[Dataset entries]
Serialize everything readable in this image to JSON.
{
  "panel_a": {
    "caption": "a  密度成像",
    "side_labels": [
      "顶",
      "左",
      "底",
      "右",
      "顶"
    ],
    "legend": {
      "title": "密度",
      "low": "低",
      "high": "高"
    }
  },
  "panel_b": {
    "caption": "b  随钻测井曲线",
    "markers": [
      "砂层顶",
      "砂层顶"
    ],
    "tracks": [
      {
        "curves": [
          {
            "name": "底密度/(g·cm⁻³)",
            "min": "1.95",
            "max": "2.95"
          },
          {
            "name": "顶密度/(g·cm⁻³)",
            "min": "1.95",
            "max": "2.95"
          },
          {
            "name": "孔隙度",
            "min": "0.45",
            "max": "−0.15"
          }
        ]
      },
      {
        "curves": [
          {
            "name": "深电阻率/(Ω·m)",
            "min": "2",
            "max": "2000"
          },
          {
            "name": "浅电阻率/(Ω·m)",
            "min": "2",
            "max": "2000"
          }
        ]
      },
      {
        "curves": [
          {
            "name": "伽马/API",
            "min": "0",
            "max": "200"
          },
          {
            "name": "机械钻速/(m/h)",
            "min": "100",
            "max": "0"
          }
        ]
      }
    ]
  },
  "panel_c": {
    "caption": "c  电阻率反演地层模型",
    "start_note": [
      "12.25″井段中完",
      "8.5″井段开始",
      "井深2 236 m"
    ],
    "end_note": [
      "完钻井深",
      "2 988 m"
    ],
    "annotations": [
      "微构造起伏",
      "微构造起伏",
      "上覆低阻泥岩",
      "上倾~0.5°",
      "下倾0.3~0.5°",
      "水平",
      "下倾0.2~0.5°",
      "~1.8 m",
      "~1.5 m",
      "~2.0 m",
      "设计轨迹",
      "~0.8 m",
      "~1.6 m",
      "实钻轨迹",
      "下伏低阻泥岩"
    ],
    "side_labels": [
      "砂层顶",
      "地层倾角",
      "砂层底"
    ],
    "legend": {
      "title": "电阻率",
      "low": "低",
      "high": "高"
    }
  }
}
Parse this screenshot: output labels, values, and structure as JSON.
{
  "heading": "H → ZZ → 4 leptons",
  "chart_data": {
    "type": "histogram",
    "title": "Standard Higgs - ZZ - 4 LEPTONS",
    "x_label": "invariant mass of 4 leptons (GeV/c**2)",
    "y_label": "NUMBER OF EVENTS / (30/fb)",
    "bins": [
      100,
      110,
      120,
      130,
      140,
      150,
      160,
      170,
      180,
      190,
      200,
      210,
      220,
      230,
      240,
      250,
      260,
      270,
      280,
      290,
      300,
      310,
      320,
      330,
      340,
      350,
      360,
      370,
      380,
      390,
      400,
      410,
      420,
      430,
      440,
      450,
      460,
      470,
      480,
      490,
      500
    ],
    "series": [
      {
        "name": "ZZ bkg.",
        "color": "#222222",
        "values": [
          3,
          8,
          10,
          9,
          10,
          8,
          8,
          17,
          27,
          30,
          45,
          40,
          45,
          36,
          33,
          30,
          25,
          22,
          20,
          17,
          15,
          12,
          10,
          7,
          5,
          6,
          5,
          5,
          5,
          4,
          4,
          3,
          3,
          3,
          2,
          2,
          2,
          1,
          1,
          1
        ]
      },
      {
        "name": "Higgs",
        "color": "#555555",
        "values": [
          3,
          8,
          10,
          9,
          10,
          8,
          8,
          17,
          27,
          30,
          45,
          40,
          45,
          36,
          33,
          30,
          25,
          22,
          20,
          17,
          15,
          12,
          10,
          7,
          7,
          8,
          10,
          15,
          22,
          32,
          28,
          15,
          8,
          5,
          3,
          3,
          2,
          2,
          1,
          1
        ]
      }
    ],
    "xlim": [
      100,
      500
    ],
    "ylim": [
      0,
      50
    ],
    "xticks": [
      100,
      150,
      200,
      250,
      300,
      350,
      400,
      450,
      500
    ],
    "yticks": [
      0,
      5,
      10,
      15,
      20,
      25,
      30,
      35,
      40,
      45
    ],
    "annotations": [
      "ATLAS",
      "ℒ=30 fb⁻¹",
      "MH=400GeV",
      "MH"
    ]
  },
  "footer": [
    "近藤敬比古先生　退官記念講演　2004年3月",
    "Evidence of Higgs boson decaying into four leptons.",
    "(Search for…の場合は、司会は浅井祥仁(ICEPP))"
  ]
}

» **Brief**:
Transcribe every entry exactly.

» **Solution below**:
Serialize everything readable in this image to JSON.
{
  "panel_a": {
    "caption": "a  密度成像",
    "side_labels": [
      "顶",
      "左",
      "底",
      "右",
      "顶"
    ],
    "legend": {
      "title": "密度",
      "low": "低",
      "high": "高"
    }
  },
  "panel_b": {
    "caption": "b  随钻测井曲线",
    "markers": [
      "砂层顶",
      "砂层顶"
    ],
    "tracks": [
      {
        "curves": [
          {
            "name": "底密度/(g·cm⁻³)",
            "min": "1.95",
            "max": "2.95"
          },
          {
            "name": "顶密度/(g·cm⁻³)",
            "min": "1.95",
            "max": "2.95"
          },
          {
            "name": "孔隙度",
            "min": "0.45",
            "max": "−0.15"
          }
        ]
      },
      {
        "curves": [
          {
            "name": "深电阻率/(Ω·m)",
            "min": "2",
            "max": "2000"
          },
          {
            "name": "浅电阻率/(Ω·m)",
            "min": "2",
            "max": "2000"
          }
        ]
      },
      {
        "curves": [
          {
            "name": "伽马/API",
            "min": "0",
            "max": "200"
          },
          {
            "name": "机械钻速/(m/h)",
            "min": "100",
            "max": "0"
          }
        ]
      }
    ]
  },
  "panel_c": {
    "caption": "c  电阻率反演地层模型",
    "start_note": [
      "12.25″井段中完",
      "8.5″井段开始",
      "井深2 236 m"
    ],
    "end_note": [
      "完钻井深",
      "2 988 m"
    ],
    "annotations": [
      "微构造起伏",
      "微构造起伏",
      "上覆低阻泥岩",
      "上倾~0.5°",
      "下倾0.3~0.5°",
      "水平",
      "下倾0.2~0.5°",
      "~1.8 m",
      "~1.5 m",
      "~2.0 m",
      "设计轨迹",
      "~0.8 m",
      "~1.6 m",
      "实钻轨迹",
      "下伏低阻泥岩"
    ],
    "side_labels": [
      "砂层顶",
      "地层倾角",
      "砂层底"
    ],
    "legend": {
      "title": "电阻率",
      "low": "低",
      "high": "高"
    }
  }
}
Parse this screenshot: output labels, values, and structure as JSON.
{
  "heading": "H → ZZ → 4 leptons",
  "chart_data": {
    "type": "histogram",
    "title": "Standard Higgs - ZZ - 4 LEPTONS",
    "x_label": "invariant mass of 4 leptons (GeV/c**2)",
    "y_label": "NUMBER OF EVENTS / (30/fb)",
    "bins": [
      100,
      110,
      120,
      130,
      140,
      150,
      160,
      170,
      180,
      190,
      200,
      210,
      220,
      230,
      240,
      250,
      260,
      270,
      280,
      290,
      300,
      310,
      320,
      330,
      340,
      350,
      360,
      370,
      380,
      390,
      400,
      410,
      420,
      430,
      440,
      450,
      460,
      470,
      480,
      490,
      500
    ],
    "series": [
      {
        "name": "ZZ bkg.",
        "color": "#222222",
        "values": [
          3,
          8,
          10,
          9,
          10,
          8,
          8,
          17,
          27,
          30,
          45,
          40,
          45,
          36,
          33,
          30,
          25,
          22,
          20,
          17,
          15,
          12,
          10,
          7,
          5,
          6,
          5,
          5,
          5,
          4,
          4,
          3,
          3,
          3,
          2,
          2,
          2,
          1,
          1,
          1
        ]
      },
      {
        "name": "Higgs",
        "color": "#555555",
        "values": [
          3,
          8,
          10,
          9,
          10,
          8,
          8,
          17,
          27,
          30,
          45,
          40,
          45,
          36,
          33,
          30,
          25,
          22,
          20,
          17,
          15,
          12,
          10,
          7,
          7,
          8,
          10,
          15,
          22,
          32,
          28,
          15,
          8,
          5,
          3,
          3,
          2,
          2,
          1,
          1
        ]
      }
    ],
    "xlim": [
      100,
      500
    ],
    "ylim": [
      0,
      50
    ],
    "xticks": [
      100,
      150,
      200,
      250,
      300,
      350,
      400,
      450,
      500
    ],
    "yticks": [
      0,
      5,
      10,
      15,
      20,
      25,
      30,
      35,
      40,
      45
    ],
    "annotations": [
      "ATLAS",
      "ℒ=30 fb⁻¹",
      "MH=400GeV",
      "MH"
    ]
  },
  "footer": [
    "近藤敬比古先生　退官記念講演　2004年3月",
    "Evidence of Higgs boson decaying into four leptons.",
    "(Search for…の場合は、司会は浅井祥仁(ICEPP))"
  ]
}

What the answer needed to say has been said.